◆ Directions ◆
Scan the records for the word "text". Copy each line that includes it.

◆ Records ◆
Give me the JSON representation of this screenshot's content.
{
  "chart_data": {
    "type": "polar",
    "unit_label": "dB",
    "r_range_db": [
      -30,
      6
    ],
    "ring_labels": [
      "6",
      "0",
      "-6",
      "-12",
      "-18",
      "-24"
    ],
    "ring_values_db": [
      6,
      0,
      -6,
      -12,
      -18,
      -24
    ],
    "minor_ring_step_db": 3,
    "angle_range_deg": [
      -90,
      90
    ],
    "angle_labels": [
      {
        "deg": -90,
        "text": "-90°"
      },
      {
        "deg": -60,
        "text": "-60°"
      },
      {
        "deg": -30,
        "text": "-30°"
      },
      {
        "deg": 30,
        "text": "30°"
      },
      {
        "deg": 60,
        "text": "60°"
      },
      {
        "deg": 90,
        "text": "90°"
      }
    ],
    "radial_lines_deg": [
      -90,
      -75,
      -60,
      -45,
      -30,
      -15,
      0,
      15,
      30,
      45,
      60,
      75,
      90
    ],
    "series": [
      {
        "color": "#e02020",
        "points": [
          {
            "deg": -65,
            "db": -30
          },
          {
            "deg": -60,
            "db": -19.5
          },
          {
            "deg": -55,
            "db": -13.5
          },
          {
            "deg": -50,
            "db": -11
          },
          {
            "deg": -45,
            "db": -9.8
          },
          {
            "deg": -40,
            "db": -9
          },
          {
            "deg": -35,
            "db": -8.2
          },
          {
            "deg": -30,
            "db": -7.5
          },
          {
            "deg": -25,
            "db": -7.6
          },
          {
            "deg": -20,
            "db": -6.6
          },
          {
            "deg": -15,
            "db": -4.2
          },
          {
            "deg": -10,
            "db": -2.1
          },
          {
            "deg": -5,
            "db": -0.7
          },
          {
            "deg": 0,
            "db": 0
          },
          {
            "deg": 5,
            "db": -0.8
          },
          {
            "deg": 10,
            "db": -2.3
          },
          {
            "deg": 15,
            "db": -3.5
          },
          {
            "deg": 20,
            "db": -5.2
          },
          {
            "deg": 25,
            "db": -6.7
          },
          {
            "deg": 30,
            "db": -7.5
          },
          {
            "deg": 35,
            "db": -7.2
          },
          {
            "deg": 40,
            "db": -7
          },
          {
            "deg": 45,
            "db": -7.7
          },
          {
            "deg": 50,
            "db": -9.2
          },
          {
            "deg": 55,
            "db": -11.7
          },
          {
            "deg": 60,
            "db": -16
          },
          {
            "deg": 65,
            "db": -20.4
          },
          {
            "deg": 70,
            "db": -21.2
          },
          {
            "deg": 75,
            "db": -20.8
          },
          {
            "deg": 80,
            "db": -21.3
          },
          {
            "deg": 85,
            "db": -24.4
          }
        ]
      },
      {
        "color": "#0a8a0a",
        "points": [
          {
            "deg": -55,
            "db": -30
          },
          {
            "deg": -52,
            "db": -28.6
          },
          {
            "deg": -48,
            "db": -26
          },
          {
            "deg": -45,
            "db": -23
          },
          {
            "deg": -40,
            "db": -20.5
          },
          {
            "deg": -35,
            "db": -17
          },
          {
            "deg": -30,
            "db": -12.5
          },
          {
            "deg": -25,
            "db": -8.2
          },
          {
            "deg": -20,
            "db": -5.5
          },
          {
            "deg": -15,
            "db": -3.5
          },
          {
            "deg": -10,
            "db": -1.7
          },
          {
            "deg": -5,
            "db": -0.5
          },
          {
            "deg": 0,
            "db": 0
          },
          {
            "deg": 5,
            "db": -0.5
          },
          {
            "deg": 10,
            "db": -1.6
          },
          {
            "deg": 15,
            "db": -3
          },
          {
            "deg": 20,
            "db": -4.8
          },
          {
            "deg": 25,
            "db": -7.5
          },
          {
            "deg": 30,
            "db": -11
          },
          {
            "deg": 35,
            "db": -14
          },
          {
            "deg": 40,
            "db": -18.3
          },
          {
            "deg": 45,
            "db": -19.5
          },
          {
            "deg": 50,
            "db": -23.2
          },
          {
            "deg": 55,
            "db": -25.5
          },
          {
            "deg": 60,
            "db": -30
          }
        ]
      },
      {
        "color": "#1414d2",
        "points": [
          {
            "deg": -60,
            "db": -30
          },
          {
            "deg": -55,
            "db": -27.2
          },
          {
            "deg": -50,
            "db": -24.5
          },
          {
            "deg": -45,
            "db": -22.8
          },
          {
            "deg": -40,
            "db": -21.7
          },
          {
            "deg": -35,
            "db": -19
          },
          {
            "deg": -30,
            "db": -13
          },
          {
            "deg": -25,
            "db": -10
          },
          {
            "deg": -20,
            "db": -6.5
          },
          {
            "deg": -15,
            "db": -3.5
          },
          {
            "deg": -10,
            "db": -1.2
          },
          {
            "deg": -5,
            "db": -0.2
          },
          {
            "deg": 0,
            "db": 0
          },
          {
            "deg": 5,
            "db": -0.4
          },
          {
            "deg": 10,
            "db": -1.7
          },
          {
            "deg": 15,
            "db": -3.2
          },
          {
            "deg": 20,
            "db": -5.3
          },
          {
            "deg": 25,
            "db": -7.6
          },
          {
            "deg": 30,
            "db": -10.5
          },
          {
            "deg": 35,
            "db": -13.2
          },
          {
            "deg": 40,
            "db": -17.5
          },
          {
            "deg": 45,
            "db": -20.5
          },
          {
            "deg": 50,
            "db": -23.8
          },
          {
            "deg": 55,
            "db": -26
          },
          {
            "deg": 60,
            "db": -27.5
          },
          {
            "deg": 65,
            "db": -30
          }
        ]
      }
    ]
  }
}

◆ Answer below ◆
        "text": "-90°"
        "text": "-60°"
        "text": "-30°"
        "text": "30°"
        "text": "60°"
        "text": "90°"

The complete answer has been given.